== Problem requirements ==
Lift out each line of the data that holds "kitayskoy".
⟨
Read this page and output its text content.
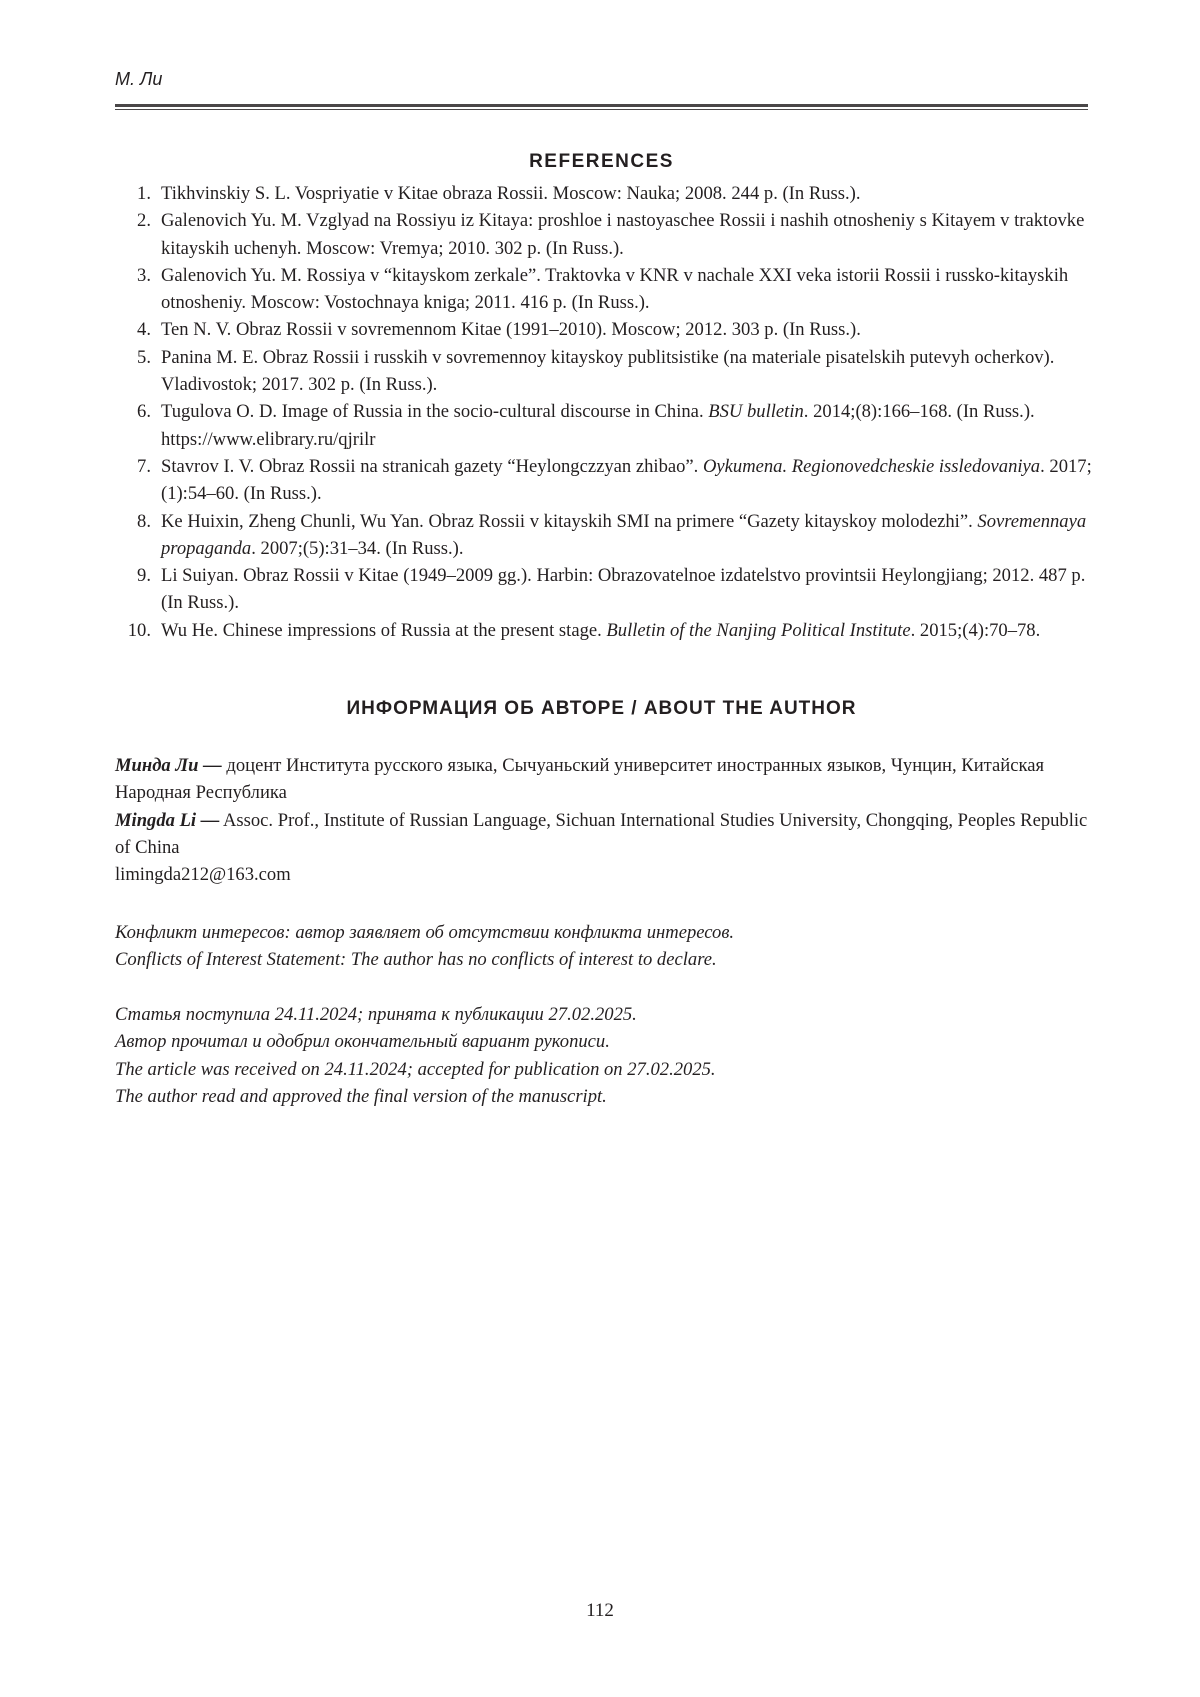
М. Ли
REFERENCES
1. Tikhvinskiy S. L. Vospriyatie v Kitae obraza Rossii. Moscow: Nauka; 2008. 244 p. (In Russ.).
2. Galenovich Yu. M. Vzglyad na Rossiyu iz Kitaya: proshloe i nastoyaschee Rossii i nashih otnosheniy s Kitayem v traktovke kitayskih uchenyh. Moscow: Vremya; 2010. 302 p. (In Russ.).
3. Galenovich Yu. M. Rossiya v “kitayskom zerkale”. Traktovka v KNR v nachale XXI veka istorii Rossii i russko-kitayskih otnosheniy. Moscow: Vostochnaya kniga; 2011. 416 p. (In Russ.).
4. Ten N. V. Obraz Rossii v sovremennom Kitae (1991–2010). Moscow; 2012. 303 p. (In Russ.).
5. Panina M. E. Obraz Rossii i russkih v sovremennoy kitayskoy publitsistike (na materiale pisatelskih putevyh ocherkov). Vladivostok; 2017. 302 p. (In Russ.).
6. Tugulova O. D. Image of Russia in the socio-cultural discourse in China. BSU bulletin. 2014;(8):166–168. (In Russ.). https://www.elibrary.ru/qjrilr
7. Stavrov I. V. Obraz Rossii na stranicah gazety “Heylongczzyan zhibao”. Oykumena. Regionovedcheskie issledovaniya. 2017;(1):54–60. (In Russ.).
8. Ke Huixin, Zheng Chunli, Wu Yan. Obraz Rossii v kitayskih SMI na primere “Gazety kitayskoy molodezhi”. Sovremennaya propaganda. 2007;(5):31–34. (In Russ.).
9. Li Suiyan. Obraz Rossii v Kitae (1949–2009 gg.). Harbin: Obrazovatelnoe izdatelstvo provintsii Heylongjiang; 2012. 487 p. (In Russ.).
10. Wu He. Chinese impressions of Russia at the present stage. Bulletin of the Nanjing Political Institute. 2015;(4):70–78.
ИНФОРМАЦИЯ ОБ АВТОРЕ / ABOUT THE AUTHOR

Минда Ли — доцент Института русского языка, Сычуаньский университет иностранных языков, Чунцин, Китайская Народная Республика

Mingda Li — Assoc. Prof., Institute of Russian Language, Sichuan International Studies University, Chongqing, Peoples Republic of China

limingda212@163.com

Конфликт интересов: автор заявляет об отсутствии конфликта интересов.

Conflicts of Interest Statement: The author has no conflicts of interest to declare.

Статья поступила 24.11.2024; принята к публикации 27.02.2025.

Автор прочитал и одобрил окончательный вариант рукописи.

The article was received on 24.11.2024; accepted for publication on 27.02.2025.

The author read and approved the final version of the manuscript.

112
⟩
== Result ==
5. Panina M. E. Obraz Rossii i russkih v sovremennoy kitayskoy publitsistike (na materiale pisatelskih putevyh ocherkov). Vladivostok; 2017. 302 p. (In Russ.).
8. Ke Huixin, Zheng Chunli, Wu Yan. Obraz Rossii v kitayskih SMI na primere “Gazety kitayskoy molodezhi”. Sovremennaya propaganda. 2007;(5):31–34. (In Russ.).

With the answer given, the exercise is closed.